GIVEN EXERCISE -> Copy the data that follows exactly. Include no pictures.

RECORDS PROVIDED ->
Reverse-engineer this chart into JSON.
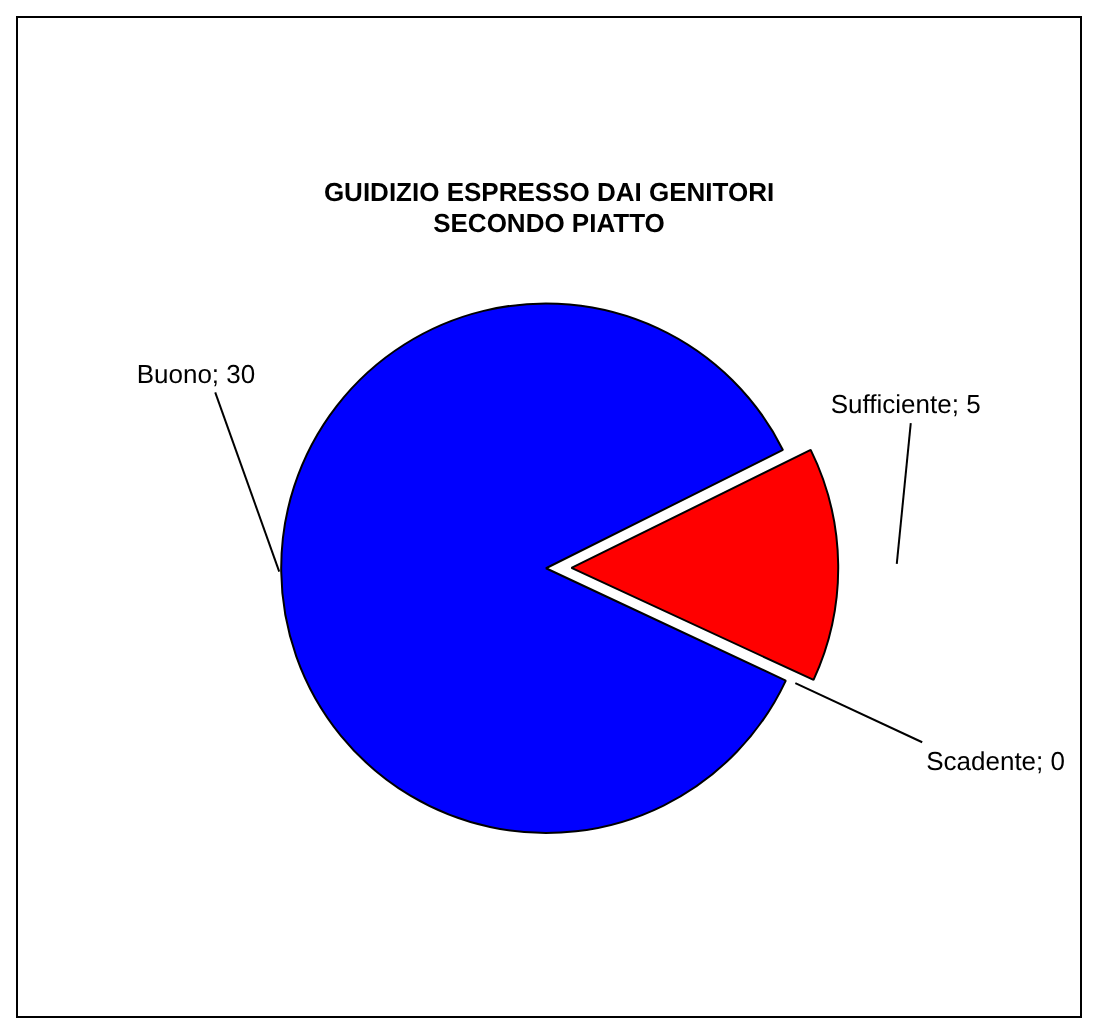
{
  "chart_data": {
    "type": "pie",
    "title": "GUIDIZIO ESPRESSO DAI GENITORI\nSECONDO PIATTO",
    "categories": [
      "Buono",
      "Sufficiente",
      "Scadente"
    ],
    "values": [
      30,
      5,
      0
    ],
    "colors": [
      "#0000ff",
      "#ff0000",
      "#ffff00"
    ],
    "value_labels": [
      "; 30",
      "; 5",
      "; 0"
    ],
    "legend": false
  }
}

FINISHED EXERCISE ->
Reverse-engineer this chart into JSON.
{
  "chart_data": {
    "type": "pie",
    "title": "GUIDIZIO ESPRESSO DAI GENITORI\nSECONDO PIATTO",
    "categories": [
      "Buono",
      "Sufficiente",
      "Scadente"
    ],
    "values": [
      30,
      5,
      0
    ],
    "colors": [
      "#0000ff",
      "#ff0000",
      "#ffff00"
    ],
    "value_labels": [
      "; 30",
      "; 5",
      "; 0"
    ],
    "legend": false
  }
}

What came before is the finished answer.